To be done:
What follows are records. Restate all of them word for word.

The data:
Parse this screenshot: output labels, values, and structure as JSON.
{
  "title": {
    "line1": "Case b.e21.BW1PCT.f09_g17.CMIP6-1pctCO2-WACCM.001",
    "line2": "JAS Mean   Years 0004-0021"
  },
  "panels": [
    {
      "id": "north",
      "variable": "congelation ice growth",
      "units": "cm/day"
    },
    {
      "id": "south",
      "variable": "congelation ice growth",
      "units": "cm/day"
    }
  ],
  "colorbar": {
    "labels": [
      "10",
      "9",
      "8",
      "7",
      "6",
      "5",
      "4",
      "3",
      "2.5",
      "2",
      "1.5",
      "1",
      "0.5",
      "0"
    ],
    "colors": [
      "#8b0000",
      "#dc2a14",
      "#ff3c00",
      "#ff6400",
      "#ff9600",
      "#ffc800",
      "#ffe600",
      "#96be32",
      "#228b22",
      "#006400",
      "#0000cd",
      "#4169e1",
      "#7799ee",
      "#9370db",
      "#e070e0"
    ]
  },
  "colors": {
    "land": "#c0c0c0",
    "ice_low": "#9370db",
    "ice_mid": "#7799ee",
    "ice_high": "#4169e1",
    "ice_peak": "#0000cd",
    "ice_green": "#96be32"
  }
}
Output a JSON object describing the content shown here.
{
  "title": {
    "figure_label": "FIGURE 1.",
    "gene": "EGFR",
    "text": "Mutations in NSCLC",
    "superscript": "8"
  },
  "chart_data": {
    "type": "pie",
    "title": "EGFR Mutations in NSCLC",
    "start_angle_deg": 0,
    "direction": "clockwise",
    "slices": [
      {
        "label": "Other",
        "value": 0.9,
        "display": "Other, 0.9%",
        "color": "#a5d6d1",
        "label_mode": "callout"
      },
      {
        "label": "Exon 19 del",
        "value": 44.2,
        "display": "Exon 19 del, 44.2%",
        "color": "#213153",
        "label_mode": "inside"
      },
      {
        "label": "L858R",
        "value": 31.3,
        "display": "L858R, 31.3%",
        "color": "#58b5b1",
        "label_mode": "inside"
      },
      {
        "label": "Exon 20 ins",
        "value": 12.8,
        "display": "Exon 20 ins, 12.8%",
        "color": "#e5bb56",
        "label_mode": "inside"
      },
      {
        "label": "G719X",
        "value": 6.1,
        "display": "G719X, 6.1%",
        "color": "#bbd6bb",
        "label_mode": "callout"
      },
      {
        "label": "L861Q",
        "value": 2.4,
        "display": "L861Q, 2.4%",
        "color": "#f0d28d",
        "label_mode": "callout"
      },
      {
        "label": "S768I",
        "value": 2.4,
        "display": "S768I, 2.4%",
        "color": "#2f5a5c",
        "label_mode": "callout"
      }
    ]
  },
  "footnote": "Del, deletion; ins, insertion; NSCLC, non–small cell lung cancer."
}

Solved exercise:
Parse this screenshot: output labels, values, and structure as JSON.
{
  "title": {
    "line1": "Case b.e21.BW1PCT.f09_g17.CMIP6-1pctCO2-WACCM.001",
    "line2": "JAS Mean   Years 0004-0021"
  },
  "panels": [
    {
      "id": "north",
      "variable": "congelation ice growth",
      "units": "cm/day"
    },
    {
      "id": "south",
      "variable": "congelation ice growth",
      "units": "cm/day"
    }
  ],
  "colorbar": {
    "labels": [
      "10",
      "9",
      "8",
      "7",
      "6",
      "5",
      "4",
      "3",
      "2.5",
      "2",
      "1.5",
      "1",
      "0.5",
      "0"
    ],
    "colors": [
      "#8b0000",
      "#dc2a14",
      "#ff3c00",
      "#ff6400",
      "#ff9600",
      "#ffc800",
      "#ffe600",
      "#96be32",
      "#228b22",
      "#006400",
      "#0000cd",
      "#4169e1",
      "#7799ee",
      "#9370db",
      "#e070e0"
    ]
  },
  "colors": {
    "land": "#c0c0c0",
    "ice_low": "#9370db",
    "ice_mid": "#7799ee",
    "ice_high": "#4169e1",
    "ice_peak": "#0000cd",
    "ice_green": "#96be32"
  }
}
Output a JSON object describing the content shown here.
{
  "title": {
    "figure_label": "FIGURE 1.",
    "gene": "EGFR",
    "text": "Mutations in NSCLC",
    "superscript": "8"
  },
  "chart_data": {
    "type": "pie",
    "title": "EGFR Mutations in NSCLC",
    "start_angle_deg": 0,
    "direction": "clockwise",
    "slices": [
      {
        "label": "Other",
        "value": 0.9,
        "display": "Other, 0.9%",
        "color": "#a5d6d1",
        "label_mode": "callout"
      },
      {
        "label": "Exon 19 del",
        "value": 44.2,
        "display": "Exon 19 del, 44.2%",
        "color": "#213153",
        "label_mode": "inside"
      },
      {
        "label": "L858R",
        "value": 31.3,
        "display": "L858R, 31.3%",
        "color": "#58b5b1",
        "label_mode": "inside"
      },
      {
        "label": "Exon 20 ins",
        "value": 12.8,
        "display": "Exon 20 ins, 12.8%",
        "color": "#e5bb56",
        "label_mode": "inside"
      },
      {
        "label": "G719X",
        "value": 6.1,
        "display": "G719X, 6.1%",
        "color": "#bbd6bb",
        "label_mode": "callout"
      },
      {
        "label": "L861Q",
        "value": 2.4,
        "display": "L861Q, 2.4%",
        "color": "#f0d28d",
        "label_mode": "callout"
      },
      {
        "label": "S768I",
        "value": 2.4,
        "display": "S768I, 2.4%",
        "color": "#2f5a5c",
        "label_mode": "callout"
      }
    ]
  },
  "footnote": "Del, deletion; ins, insertion; NSCLC, non–small cell lung cancer."
}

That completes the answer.